> _Textauszug_
Kammergericht Berlin: Fernmeldegeheimnis muss gewahrt werden
Facebook muss Eltern keinen Zugang zum Facebook-Account ihres verstorbenen Kindes geben. Der Schutz des im Grundgesetz verankerten Fernmeldegeheimnisses stehe dem Anspruch der Eltern entgegen, urteilte am Mittwoch, 31. Mai 2017, das Kammergericht Berlin (Az.: 21 U 9/16). Auch wenn die Eltern lediglich die Kommunikation ihres verstorbenen Kindes mit dritten Personen einsehen und so Erkenntnisse über ihren Tod erlangen wollen, könne der Zugang zu dem Facebook-Account nicht gewährt werden.

> _Vorliegende Angaben_
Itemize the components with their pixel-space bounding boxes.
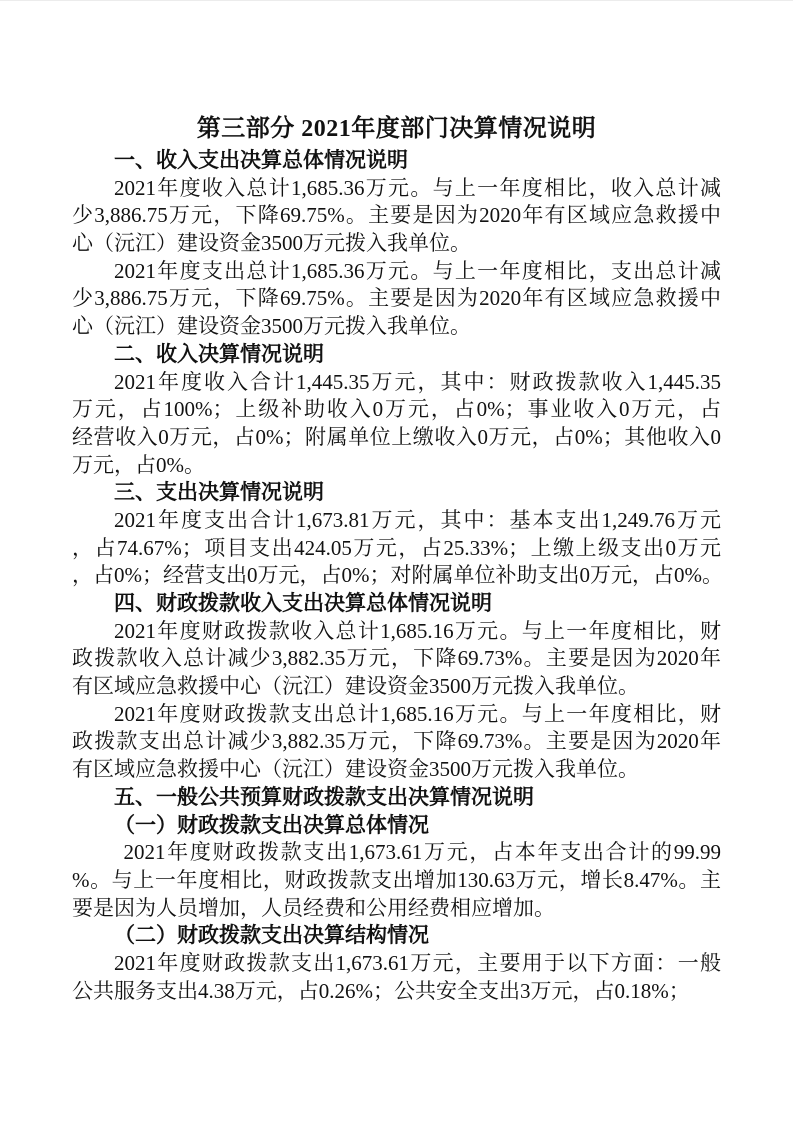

> _Ziel_
Gib aus dem Text über das Urteil des Kammergerichts Berlin den Abschnitt wörtlich wieder, beginnend mit „Kammergericht Berlin: Fernmeldegeheimnis“ und weiter bis einschließlich „nicht gewährt werden.“.

> _Endergebnis_
Kammergericht Berlin: Fernmeldegeheimnis muss gewahrt werden
Facebook muss Eltern keinen Zugang zum Facebook-Account ihres verstorbenen Kindes geben. Der Schutz des im Grundgesetz verankerten Fernmeldegeheimnisses stehe dem Anspruch der Eltern entgegen, urteilte am Mittwoch, 31. Mai 2017, das Kammergericht Berlin (Az.: 21 U 9/16). Auch wenn die Eltern lediglich die Kommunikation ihres verstorbenen Kindes mit dritten Personen einsehen und so Erkenntnisse über ihren Tod erlangen wollen, könne der Zugang zu dem Facebook-Account nicht gewährt werden.